Avoiding maps fragmentation Was: Leaks in mmap address space: 2.6.11.4

From: Wolfgang Wander
Date: Thu Apr 21 2005 - 09:51:32 EST


Looks like I have to answer myself here with you guys all busy
gitting...

I posted two sample programs last week that showed that large
application can run out of memory a lot quicker on 2.6 than on 2.4.
The reason is that the /proc/*/maps space fragments a lot faster
on 2.6 than with 2.4 kernels.

2.4 started searching for unused space from the mmap base up to the
stack, 2.6 starts search from the end of the last mapped area
(mm->free_area_cache).

The difference in the two algorithms is obvious (apart from the
efficiency which is undoubtedly better in 2.6):

Whereas 2.4 naturally started to fill small holes closer to the base thus
leaving larger areas open towards the stack, 2.6 will place small maps
all over the mappable area thus closing up potential large holes inefficiently.

The attached patch is left as a hack so that you guys can come up (please;-)
with a neater solution but something ought to be done that saves large
holes from small map clutter...

- **Required work**
• A. For the post on maps fragmentation, decide whether each statement agrees with it: (i) 2.6 begins its search for unused space at the end of the last mapped area; (ii) the 2.4 algorithm is more efficient than the 2.6 one; (iii) the attached patch is presented as a finished solution. Answer yes or no for each and quote the deciding words of the post.
• B. Quote the post on maps fragmentation from "Whereas 2.4 naturally" to "small map clutter...".

- **Provided data**
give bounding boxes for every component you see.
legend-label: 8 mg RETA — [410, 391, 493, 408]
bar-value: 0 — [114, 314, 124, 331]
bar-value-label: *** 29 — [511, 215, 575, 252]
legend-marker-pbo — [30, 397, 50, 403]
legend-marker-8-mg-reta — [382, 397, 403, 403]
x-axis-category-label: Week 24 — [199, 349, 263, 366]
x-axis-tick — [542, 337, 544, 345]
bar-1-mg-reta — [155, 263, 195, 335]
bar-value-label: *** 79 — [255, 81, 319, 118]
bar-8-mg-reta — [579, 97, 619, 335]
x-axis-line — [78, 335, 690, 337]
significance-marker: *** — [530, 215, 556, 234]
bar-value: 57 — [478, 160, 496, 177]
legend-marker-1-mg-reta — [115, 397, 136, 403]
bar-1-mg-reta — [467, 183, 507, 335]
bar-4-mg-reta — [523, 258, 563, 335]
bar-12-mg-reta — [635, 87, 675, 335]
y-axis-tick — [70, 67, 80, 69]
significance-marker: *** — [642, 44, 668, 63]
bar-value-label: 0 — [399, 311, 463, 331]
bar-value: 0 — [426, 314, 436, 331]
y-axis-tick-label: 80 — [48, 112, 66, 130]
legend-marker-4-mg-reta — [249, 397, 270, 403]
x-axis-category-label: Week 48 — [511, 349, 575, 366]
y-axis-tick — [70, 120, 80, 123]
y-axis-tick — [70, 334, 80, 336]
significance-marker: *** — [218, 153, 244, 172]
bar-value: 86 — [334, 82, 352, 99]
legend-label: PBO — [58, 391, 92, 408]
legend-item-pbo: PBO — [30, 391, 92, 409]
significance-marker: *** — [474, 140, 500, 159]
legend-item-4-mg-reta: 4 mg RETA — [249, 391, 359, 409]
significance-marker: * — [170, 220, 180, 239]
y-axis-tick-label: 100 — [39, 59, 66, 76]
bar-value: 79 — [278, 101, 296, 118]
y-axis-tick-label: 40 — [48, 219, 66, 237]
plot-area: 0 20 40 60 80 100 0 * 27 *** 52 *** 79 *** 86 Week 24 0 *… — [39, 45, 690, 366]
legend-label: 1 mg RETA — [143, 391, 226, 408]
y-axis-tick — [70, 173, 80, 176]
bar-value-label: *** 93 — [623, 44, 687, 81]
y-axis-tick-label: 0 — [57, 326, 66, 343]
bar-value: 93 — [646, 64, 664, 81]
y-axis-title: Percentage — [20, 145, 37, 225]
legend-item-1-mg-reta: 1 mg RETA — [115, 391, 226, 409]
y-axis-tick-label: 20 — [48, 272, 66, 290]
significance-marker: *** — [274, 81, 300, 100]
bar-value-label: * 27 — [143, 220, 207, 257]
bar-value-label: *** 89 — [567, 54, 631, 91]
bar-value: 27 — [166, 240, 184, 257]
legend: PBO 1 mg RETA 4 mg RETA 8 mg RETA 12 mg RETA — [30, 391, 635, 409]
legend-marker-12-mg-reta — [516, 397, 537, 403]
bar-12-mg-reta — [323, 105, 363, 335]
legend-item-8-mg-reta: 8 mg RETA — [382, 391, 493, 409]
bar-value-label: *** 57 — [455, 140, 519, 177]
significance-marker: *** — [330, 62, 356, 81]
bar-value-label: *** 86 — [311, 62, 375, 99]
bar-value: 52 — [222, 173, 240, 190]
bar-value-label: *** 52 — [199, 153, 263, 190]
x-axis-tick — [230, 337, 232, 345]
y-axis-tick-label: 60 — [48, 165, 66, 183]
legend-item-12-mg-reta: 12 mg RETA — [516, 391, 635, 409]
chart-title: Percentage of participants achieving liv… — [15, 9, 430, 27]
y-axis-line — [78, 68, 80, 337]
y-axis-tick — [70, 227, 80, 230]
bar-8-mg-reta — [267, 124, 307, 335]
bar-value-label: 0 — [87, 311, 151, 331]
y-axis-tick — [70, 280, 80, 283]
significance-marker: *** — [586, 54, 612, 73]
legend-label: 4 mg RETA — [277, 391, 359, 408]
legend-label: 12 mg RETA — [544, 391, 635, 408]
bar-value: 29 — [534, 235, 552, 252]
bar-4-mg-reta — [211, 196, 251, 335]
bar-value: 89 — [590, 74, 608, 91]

- **Exercise responses**
• A.
(i) Yes: "2.6 starts search from the end of the last mapped area"
(ii) No: "apart from the efficiency which is undoubtedly better in 2.6"
(iii) No: "The attached patch is left as a hack"

• B.
Whereas 2.4 naturally started to fill small holes closer to the base thus
leaving larger areas open towards the stack, 2.6 will place small maps
all over the mappable area thus closing up potential large holes inefficiently.

The attached patch is left as a hack so that you guys can come up (please;-)
with a neater solution but something ought to be done that saves large
holes from small map clutter...